Where the word "event" occurs in a line, return that line.

□ □ □ □

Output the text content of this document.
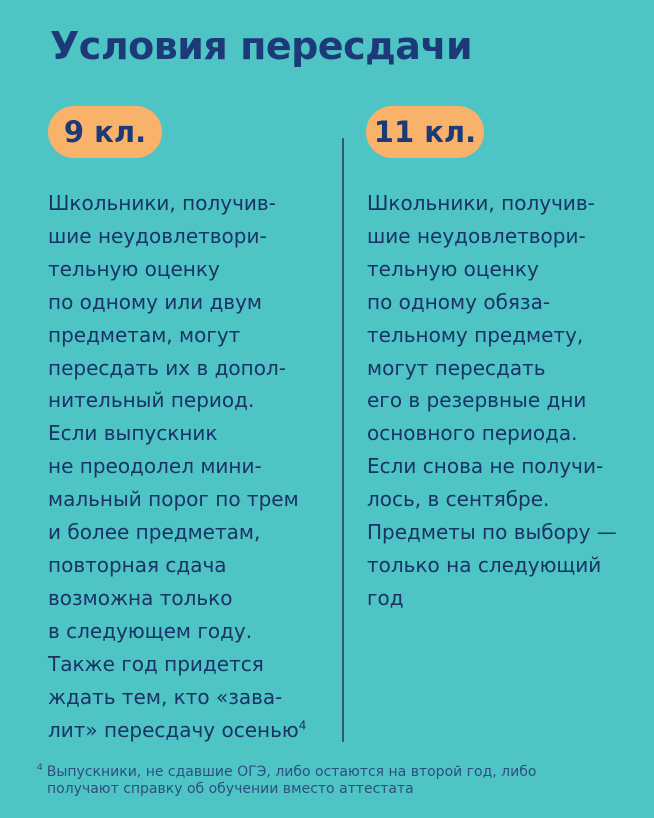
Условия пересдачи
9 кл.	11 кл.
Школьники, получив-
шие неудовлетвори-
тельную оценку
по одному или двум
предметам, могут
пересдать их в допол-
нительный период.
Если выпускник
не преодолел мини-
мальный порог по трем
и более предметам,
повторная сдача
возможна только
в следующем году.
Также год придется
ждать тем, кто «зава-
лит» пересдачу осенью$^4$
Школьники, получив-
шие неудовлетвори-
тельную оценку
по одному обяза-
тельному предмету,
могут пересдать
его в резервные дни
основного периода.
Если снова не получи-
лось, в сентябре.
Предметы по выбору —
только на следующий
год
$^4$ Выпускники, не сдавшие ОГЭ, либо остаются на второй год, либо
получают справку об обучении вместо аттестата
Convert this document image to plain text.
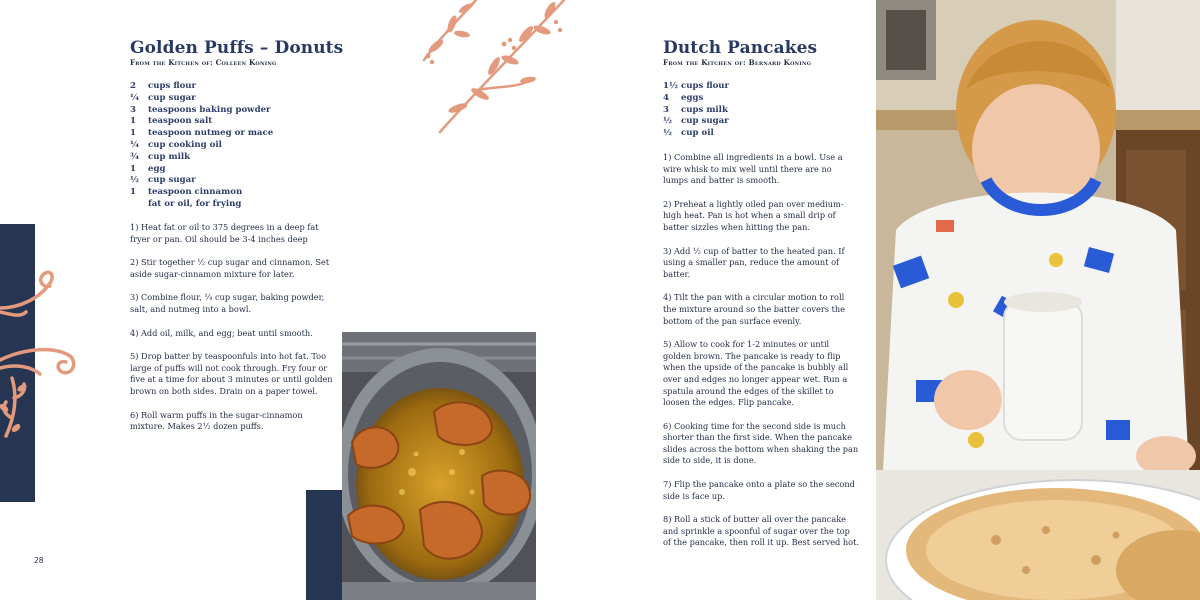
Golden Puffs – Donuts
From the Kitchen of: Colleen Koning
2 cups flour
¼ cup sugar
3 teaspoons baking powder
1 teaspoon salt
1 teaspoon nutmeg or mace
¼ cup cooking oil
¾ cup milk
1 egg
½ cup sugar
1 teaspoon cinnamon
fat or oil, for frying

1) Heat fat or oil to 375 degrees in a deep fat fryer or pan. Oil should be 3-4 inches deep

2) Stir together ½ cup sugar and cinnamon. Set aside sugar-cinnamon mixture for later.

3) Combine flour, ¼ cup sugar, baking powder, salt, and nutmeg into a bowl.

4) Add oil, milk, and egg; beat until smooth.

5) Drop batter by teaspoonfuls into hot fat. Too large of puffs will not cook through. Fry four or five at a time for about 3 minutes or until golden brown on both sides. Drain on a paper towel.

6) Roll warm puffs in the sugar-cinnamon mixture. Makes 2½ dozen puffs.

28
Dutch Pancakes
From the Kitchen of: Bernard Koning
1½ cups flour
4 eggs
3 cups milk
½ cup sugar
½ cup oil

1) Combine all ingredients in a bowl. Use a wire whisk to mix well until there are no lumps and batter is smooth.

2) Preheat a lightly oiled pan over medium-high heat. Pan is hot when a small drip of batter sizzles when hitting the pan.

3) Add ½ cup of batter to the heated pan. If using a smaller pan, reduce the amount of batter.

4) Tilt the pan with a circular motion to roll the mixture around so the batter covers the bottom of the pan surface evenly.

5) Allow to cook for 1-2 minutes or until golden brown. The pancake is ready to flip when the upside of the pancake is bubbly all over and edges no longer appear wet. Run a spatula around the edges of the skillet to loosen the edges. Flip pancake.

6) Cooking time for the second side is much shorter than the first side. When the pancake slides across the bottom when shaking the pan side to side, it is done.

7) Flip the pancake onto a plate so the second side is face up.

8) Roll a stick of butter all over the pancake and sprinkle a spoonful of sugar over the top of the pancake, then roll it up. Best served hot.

□ □ □ □

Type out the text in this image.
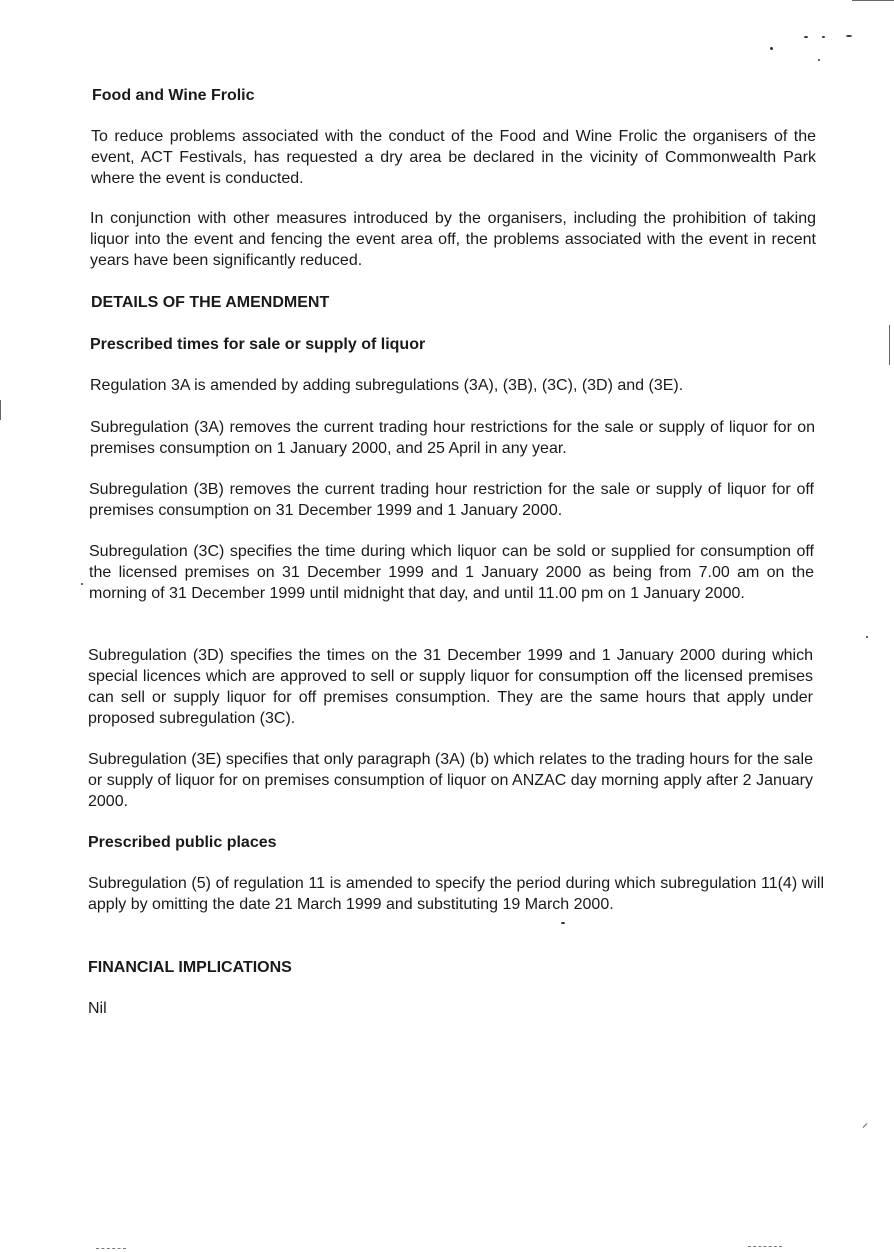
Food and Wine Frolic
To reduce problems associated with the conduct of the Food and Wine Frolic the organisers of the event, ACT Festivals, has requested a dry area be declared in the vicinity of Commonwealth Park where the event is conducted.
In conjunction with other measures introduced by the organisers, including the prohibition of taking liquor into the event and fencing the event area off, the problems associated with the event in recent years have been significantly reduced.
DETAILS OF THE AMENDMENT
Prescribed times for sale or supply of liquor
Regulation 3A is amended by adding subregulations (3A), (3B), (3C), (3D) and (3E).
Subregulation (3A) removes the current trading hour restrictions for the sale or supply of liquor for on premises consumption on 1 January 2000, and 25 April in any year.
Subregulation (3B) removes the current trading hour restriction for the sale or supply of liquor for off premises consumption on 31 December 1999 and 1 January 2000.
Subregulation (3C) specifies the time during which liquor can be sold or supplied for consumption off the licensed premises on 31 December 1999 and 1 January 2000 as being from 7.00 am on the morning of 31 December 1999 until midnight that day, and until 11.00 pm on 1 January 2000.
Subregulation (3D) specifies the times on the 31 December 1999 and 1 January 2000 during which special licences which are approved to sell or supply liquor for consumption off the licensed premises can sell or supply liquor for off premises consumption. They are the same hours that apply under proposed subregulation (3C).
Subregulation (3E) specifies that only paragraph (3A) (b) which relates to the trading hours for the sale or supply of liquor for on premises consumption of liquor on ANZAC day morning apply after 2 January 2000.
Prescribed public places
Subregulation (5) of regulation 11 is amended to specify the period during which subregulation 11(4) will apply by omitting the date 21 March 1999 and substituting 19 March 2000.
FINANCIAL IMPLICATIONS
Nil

□ □ □ □

Written reply:
To reduce problems associated with the conduct of the Food and Wine Frolic the organisers of the event, ACT Festivals, has requested a dry area be declared in the vicinity of Commonwealth Park where the event is conducted.
In conjunction with other measures introduced by the organisers, including the prohibition of taking liquor into the event and fencing the event area off, the problems associated with the event in recent years have been significantly reduced.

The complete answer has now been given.